== Overzicht van taken ==
a – Vat in de tekst over fruit op het achtererf de alinea die begint met "Fruit hebben we bijna het jaar rond" alsjeblieft samen als een lijst, met behoud van de belangrijkste feiten.
b – Neem uit de rijen de regels letterlijk over, te beginnen bij de regel met "data-label: 11.1 <box>445 257 486 281</box>" en eindigend bij de regel met "data-label: 0.74 <box>444 34 486 58</box>".

Appels op het achtererf (foto 12 oktober 2008) |
Drie hectare is groot genoeg om alles aan te planten wat je zou willen, maar zo’n oppervlak dwingt je ook tot een andere manier van werken. Een halve hectare rond het huis wordt vrij punctueel bijgehouden, daar hebben we ook de moestuin, en naarmate we verder van huis raken wordt het onderhoud minder intensief. Bij de fruitgewassen is het de uitdaging om ze zonder gewasbeschermingsmiddelen en met zo min mogelijk werk gezond te houden.
Fruit hebben we bijna het jaar rond in overvloed. Wanneer het met de bewaarbaarheid van de laatste winterappels echt gedaan is, komen de vroege aardbeien er al aan en is het weer bijna bessentijd; daarna de eerste pruimen, frambozen, zomerappels en Japanse wijnbessen. Die opvolging van soorten - en van vroege en late rassen - gaat tot in november door; dan worden de laatste winterappels geoogst. Het teveel blijft hangen, en ligt daarna vaak nog maandenlang onder de bomen. Dat lokt veel vogels en ander gedierte. Er nestelen hier, behalve veel zangvogels, ook spechten, ransuilen en Vlaamse gaaien.

== Records met ruimtelijke annotaties ==

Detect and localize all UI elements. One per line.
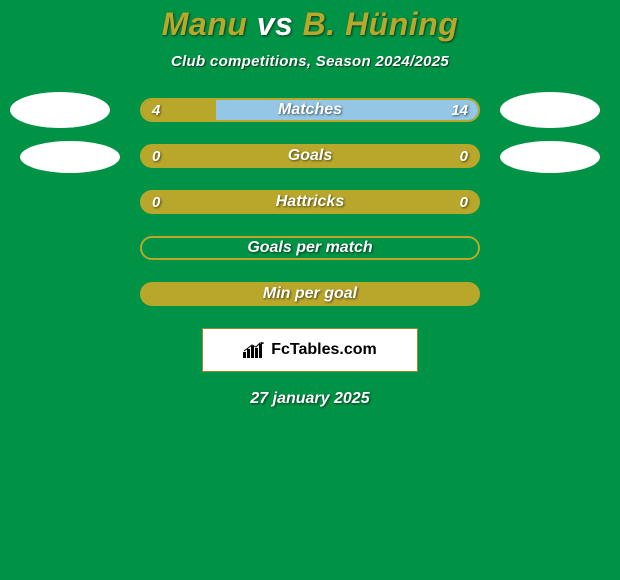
stat-rows: 4 Matches 14 0 Goals 0 0 Hattricks xyxy=(0,98,620,306)
stat-row: 0 Hattricks 0 xyxy=(0,190,620,214)
stat-bar: Min per goal xyxy=(140,282,480,306)
stat-value-b: 0 xyxy=(450,146,478,166)
logo-text: FcTables.com xyxy=(271,341,377,359)
stat-bar: 4 Matches 14 xyxy=(140,98,480,122)
stat-value-b xyxy=(458,238,478,258)
stat-label: Min per goal xyxy=(142,284,478,304)
comparison-card: Manu vs B. Hüning Club competitions, Sea… xyxy=(0,0,620,580)
stat-bar: 0 Goals 0 xyxy=(140,144,480,168)
logo-box: FcTables.com xyxy=(202,328,418,372)
vs-text: vs xyxy=(257,6,294,42)
stat-label: Goals per match xyxy=(142,238,478,258)
stat-bar: 0 Hattricks 0 xyxy=(140,190,480,214)
subtitle: Club competitions, Season 2024/2025 xyxy=(171,53,449,70)
page-title: Manu vs B. Hüning xyxy=(162,6,459,43)
stat-label: Goals xyxy=(142,146,478,166)
player-a-avatar xyxy=(10,92,110,128)
player-a-avatar xyxy=(20,141,120,173)
stat-row: Min per goal xyxy=(0,282,620,306)
stat-bar: Goals per match xyxy=(140,236,480,260)
chart-icon xyxy=(243,342,265,358)
date-text: 27 january 2025 xyxy=(250,390,369,408)
stat-row: 0 Goals 0 xyxy=(0,144,620,168)
stat-value-b xyxy=(458,284,478,304)
player-b-avatar xyxy=(500,92,600,128)
stat-row: Goals per match xyxy=(0,236,620,260)
stat-row: 4 Matches 14 xyxy=(0,98,620,122)
player-b-avatar xyxy=(500,141,600,173)
player-b-name: B. Hüning xyxy=(303,6,459,42)
stat-value-b: 14 xyxy=(441,100,478,120)
stat-label: Hattricks xyxy=(142,192,478,212)
player-a-name: Manu xyxy=(162,6,248,42)
stat-value-b: 0 xyxy=(450,192,478,212)
stat-label: Matches xyxy=(142,100,478,120)
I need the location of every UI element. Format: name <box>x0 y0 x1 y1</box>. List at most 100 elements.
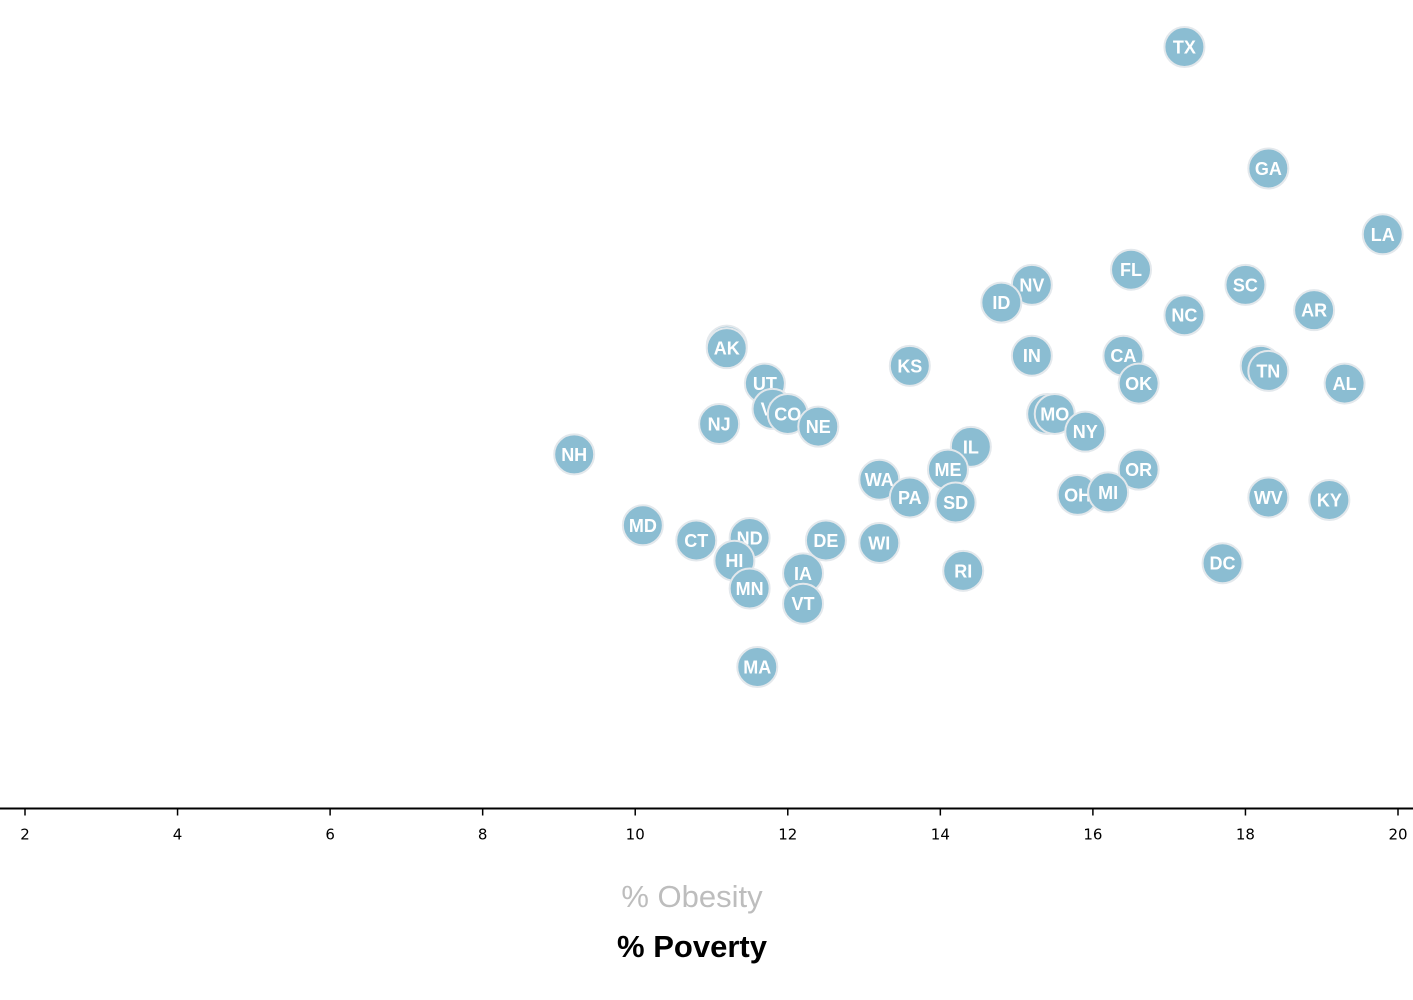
state-abbr-label: AL <box>1333 374 1357 394</box>
state-marker-ne[interactable]: NE <box>797 405 840 448</box>
state-circle[interactable] <box>1117 362 1160 405</box>
state-marker-sd[interactable]: SD <box>934 481 977 524</box>
state-marker-ok[interactable]: OK <box>1117 362 1160 405</box>
x-axis-label-inactive[interactable]: % Obesity <box>621 879 763 914</box>
state-abbr-label: CT <box>684 531 708 551</box>
state-marker-de[interactable]: DE <box>804 519 847 562</box>
state-marker-tx[interactable]: TX <box>1163 26 1206 68</box>
state-marker-md[interactable]: MD <box>621 504 664 547</box>
state-circle[interactable] <box>705 327 748 370</box>
state-circle[interactable] <box>782 582 825 625</box>
state-marker-ar[interactable]: AR <box>1293 289 1336 332</box>
state-circle[interactable] <box>942 549 985 592</box>
state-circle[interactable] <box>1247 147 1290 190</box>
state-marker-nc[interactable]: NC <box>1163 294 1206 337</box>
state-circle[interactable] <box>1064 410 1107 453</box>
state-marker-ks[interactable]: KS <box>888 344 931 387</box>
state-marker-pa[interactable]: PA <box>888 476 931 519</box>
state-marker-mi[interactable]: MI <box>1087 471 1130 514</box>
state-circle[interactable] <box>804 519 847 562</box>
state-marker-tn[interactable]: TN <box>1247 349 1290 392</box>
state-marker-ky[interactable]: KY <box>1308 478 1351 521</box>
state-abbr-label: LA <box>1371 225 1395 245</box>
state-circle[interactable] <box>797 405 840 448</box>
state-circle[interactable] <box>980 281 1023 324</box>
state-marker-in[interactable]: IN <box>1010 334 1053 377</box>
state-marker-mo[interactable]: MO <box>1033 392 1076 435</box>
state-marker-id[interactable]: ID <box>980 281 1023 324</box>
state-circle[interactable] <box>1110 248 1153 291</box>
state-abbr-label: NJ <box>708 415 731 435</box>
state-marker-ak[interactable]: AK <box>705 327 748 370</box>
state-circle[interactable] <box>888 344 931 387</box>
x-tick-label: 18 <box>1236 826 1255 844</box>
state-circle[interactable] <box>1224 263 1267 306</box>
state-circle[interactable] <box>1163 294 1206 337</box>
state-abbr-label: WI <box>868 534 890 554</box>
state-circle[interactable] <box>934 481 977 524</box>
state-marker-wi[interactable]: WI <box>858 522 901 564</box>
state-marker-ia[interactable]: IA <box>782 552 825 595</box>
state-marker-dc[interactable]: DC <box>1201 542 1244 585</box>
state-marker-la[interactable]: LA <box>1361 213 1404 256</box>
state-marker-ga[interactable]: GA <box>1247 147 1290 190</box>
state-circle[interactable] <box>621 504 664 547</box>
state-abbr-label: OR <box>1125 460 1152 480</box>
state-abbr-label: SC <box>1233 275 1258 295</box>
state-abbr-label: MI <box>1098 483 1118 503</box>
data-markers: TXGALAFLNVSCIDARNCWYAKINCAKSAZTNUTOKALVA… <box>553 26 1404 688</box>
state-circle[interactable] <box>888 476 931 519</box>
state-circle[interactable] <box>1361 213 1404 256</box>
state-abbr-label: DE <box>813 531 838 551</box>
x-axis-label-active[interactable]: % Poverty <box>617 929 768 964</box>
state-abbr-label: KS <box>897 356 922 376</box>
state-circle[interactable] <box>1323 362 1366 405</box>
state-abbr-label: MA <box>743 658 771 678</box>
state-abbr-label: OH <box>1064 485 1091 505</box>
state-circle[interactable] <box>858 522 901 564</box>
state-marker-or[interactable]: OR <box>1117 448 1160 491</box>
state-marker-ny[interactable]: NY <box>1064 410 1107 453</box>
state-circle[interactable] <box>1117 448 1160 491</box>
state-abbr-label: NY <box>1073 422 1098 442</box>
state-abbr-label: NV <box>1019 275 1044 295</box>
state-marker-nj[interactable]: NJ <box>698 403 741 446</box>
state-marker-vt[interactable]: VT <box>782 582 825 625</box>
state-circle[interactable] <box>1163 26 1206 68</box>
state-circle[interactable] <box>1308 478 1351 521</box>
state-marker-mn[interactable]: MN <box>728 567 771 610</box>
state-abbr-label: CA <box>1110 346 1136 366</box>
state-abbr-label: IN <box>1023 346 1041 366</box>
state-circle[interactable] <box>553 433 596 476</box>
state-marker-fl[interactable]: FL <box>1110 248 1153 291</box>
state-abbr-label: WA <box>865 470 894 490</box>
state-circle[interactable] <box>1247 349 1290 392</box>
state-abbr-label: WV <box>1254 488 1283 508</box>
state-circle[interactable] <box>1293 289 1336 332</box>
state-marker-al[interactable]: AL <box>1323 362 1366 405</box>
x-tick-label: 2 <box>20 826 30 844</box>
state-circle[interactable] <box>728 567 771 610</box>
state-circle[interactable] <box>675 519 718 562</box>
state-marker-sc[interactable]: SC <box>1224 263 1267 306</box>
x-axis-label-group[interactable]: % Obesity % Poverty <box>617 879 768 964</box>
state-abbr-label: MO <box>1040 404 1069 424</box>
state-marker-ct[interactable]: CT <box>675 519 718 562</box>
state-circle[interactable] <box>1010 334 1053 377</box>
state-circle[interactable] <box>1247 476 1290 519</box>
state-abbr-label: NH <box>561 445 587 465</box>
x-axis-ticks: 2 4 6 8 10 12 14 16 18 20 <box>20 808 1408 844</box>
state-abbr-label: MN <box>736 579 764 599</box>
state-marker-me[interactable]: ME <box>926 448 969 491</box>
state-circle[interactable] <box>698 403 741 446</box>
state-circle[interactable] <box>1087 471 1130 514</box>
state-marker-wv[interactable]: WV <box>1247 476 1290 519</box>
state-circle[interactable] <box>1201 542 1244 585</box>
state-abbr-label: TX <box>1173 38 1196 58</box>
state-marker-nh[interactable]: NH <box>553 433 596 476</box>
x-tick-label: 16 <box>1083 826 1102 844</box>
state-marker-ma[interactable]: MA <box>736 646 779 688</box>
state-abbr-label: NE <box>806 417 831 437</box>
state-marker-ri[interactable]: RI <box>942 549 985 592</box>
state-circle[interactable] <box>736 646 779 688</box>
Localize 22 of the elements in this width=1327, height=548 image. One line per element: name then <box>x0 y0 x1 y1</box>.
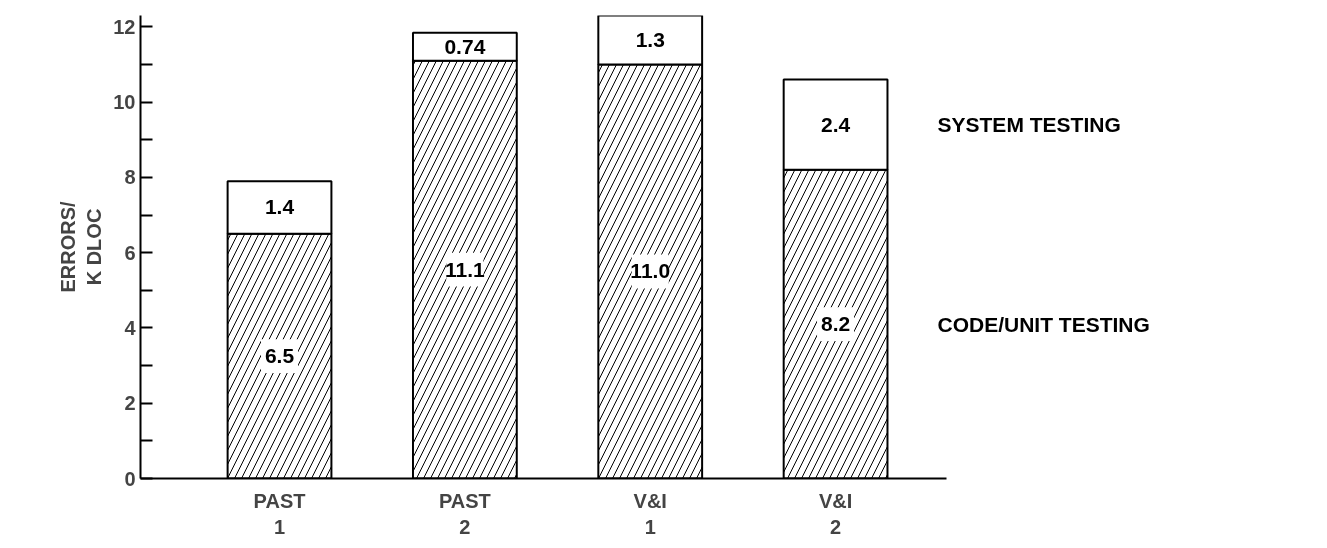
data-label: 11.1 <box>445 257 486 281</box>
data-label: 8.2 <box>820 312 851 336</box>
data-label: 2.4 <box>820 112 851 136</box>
text: SYSTEM TESTING <box>937 113 1121 137</box>
x-tick-label: V&I 2 <box>818 489 853 538</box>
x-tick-label: PAST 1 <box>253 489 306 538</box>
data-label: 1.3 <box>635 27 665 51</box>
x-tick-label: PAST 2 <box>438 489 491 538</box>
y-tick-label: 0 <box>124 467 136 490</box>
data-label: 6.5 <box>264 344 295 368</box>
y-axis-title: ERRORS/ K DLOC <box>56 201 106 293</box>
y-tick-label: 2 <box>124 392 136 415</box>
y-tick-label: 8 <box>124 166 136 189</box>
data-label: 0.74 <box>444 34 486 58</box>
data-label: 11.0 <box>630 259 671 283</box>
y-tick-label: 10 <box>113 91 136 114</box>
x-tick-label: V&I 1 <box>633 489 667 538</box>
text: CODE/UNIT TESTING <box>937 312 1150 336</box>
y-tick-label: 12 <box>113 15 136 38</box>
data-label: 1.4 <box>264 195 295 219</box>
y-tick-label: 4 <box>124 316 137 339</box>
y-tick-label: 6 <box>124 241 136 264</box>
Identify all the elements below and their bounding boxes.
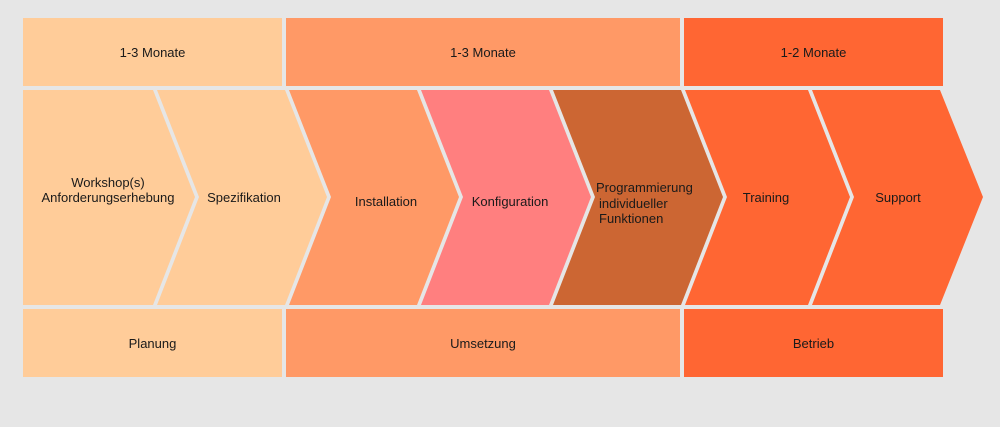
step-label: Konfiguration bbox=[471, 194, 549, 209]
step-label: Funktionen bbox=[599, 211, 664, 226]
step-label: Anforderungserhebung bbox=[41, 190, 175, 205]
chevron-konfiguration bbox=[421, 90, 591, 305]
step-support: Support bbox=[848, 190, 948, 205]
chevron-support bbox=[812, 90, 983, 305]
chevron-workshop bbox=[23, 90, 195, 305]
step-workshop: Workshop(s) Anforderungserhebung bbox=[30, 175, 186, 205]
step-label: Installation bbox=[354, 194, 418, 209]
chevron-programmierung bbox=[553, 90, 723, 305]
chevron-installation bbox=[289, 90, 459, 305]
phase-betrieb: Betrieb bbox=[684, 309, 943, 377]
step-label: individueller bbox=[599, 196, 668, 211]
step-label: Spezifikation bbox=[207, 190, 281, 205]
phase-umsetzung: Umsetzung bbox=[286, 309, 680, 377]
duration-betrieb: 1-2 Monate bbox=[684, 18, 943, 86]
step-label: Workshop(s) bbox=[71, 175, 145, 190]
duration-planung: 1-3 Monate bbox=[23, 18, 282, 86]
step-installation: Installation bbox=[336, 194, 436, 209]
duration-umsetzung: 1-3 Monate bbox=[286, 18, 680, 86]
step-label: Programmierung bbox=[596, 180, 693, 195]
chevron-training bbox=[685, 90, 850, 305]
phase-planung: Planung bbox=[23, 309, 282, 377]
step-spezifikation: Spezifikation bbox=[194, 190, 294, 205]
phase-label: Planung bbox=[128, 335, 177, 351]
duration-label: 1-2 Monate bbox=[780, 44, 847, 60]
step-label: Support bbox=[875, 190, 921, 205]
duration-label: 1-3 Monate bbox=[450, 44, 516, 60]
duration-label: 1-3 Monate bbox=[119, 44, 186, 60]
step-label: Training bbox=[742, 190, 790, 205]
chevron-spezifikation bbox=[157, 90, 327, 305]
step-programmierung: Programmierung individueller Funktionen bbox=[596, 180, 693, 226]
step-konfiguration: Konfiguration bbox=[460, 194, 560, 209]
step-training: Training bbox=[716, 190, 816, 205]
phase-label: Betrieb bbox=[792, 335, 835, 351]
phase-label: Umsetzung bbox=[450, 335, 516, 351]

== Oplossingen ==
a –
- Er is bijna het hele jaar door fruit in overvloed.
- Zijn de laatste winterappels niet meer te bewaren, dan komen de vroege aardbeien al en is het bijna bessentijd.
- Daarna volgen de eerste pruimen, frambozen, zomerappels en Japanse wijnbessen.
- De opeenvolging van soorten en van vroege en late rassen duurt tot in november, wanneer de laatste winterappels worden geoogst.
- Het teveel blijft hangen en ligt daarna vaak nog maandenlang onder de bomen, wat veel vogels en ander gedierte lokt.
- Naast veel zangvogels nestelen er spechten, ransuilen en Vlaamse gaaien.

b –
data-label: 11.1 <box>445 257 486 281</box>
data-label: 8.2 <box>820 312 851 336</box>
data-label: 2.4 <box>820 112 851 136</box>
text: SYSTEM TESTING <box>937 113 1121 137</box>
x-tick-label: V&I 2 <box>818 489 853 538</box>
x-tick-label: PAST 1 <box>253 489 306 538</box>
data-label: 1.3 <box>635 27 665 51</box>
x-tick-label: PAST 2 <box>438 489 491 538</box>
y-tick-label: 0 <box>124 467 136 490</box>
data-label: 6.5 <box>264 344 295 368</box>
y-axis-title: ERRORS/ K DLOC <box>56 201 106 293</box>
y-tick-label: 2 <box>124 392 136 415</box>
y-tick-label: 8 <box>124 166 136 189</box>
data-label: 0.74 <box>444 34 486 58</box>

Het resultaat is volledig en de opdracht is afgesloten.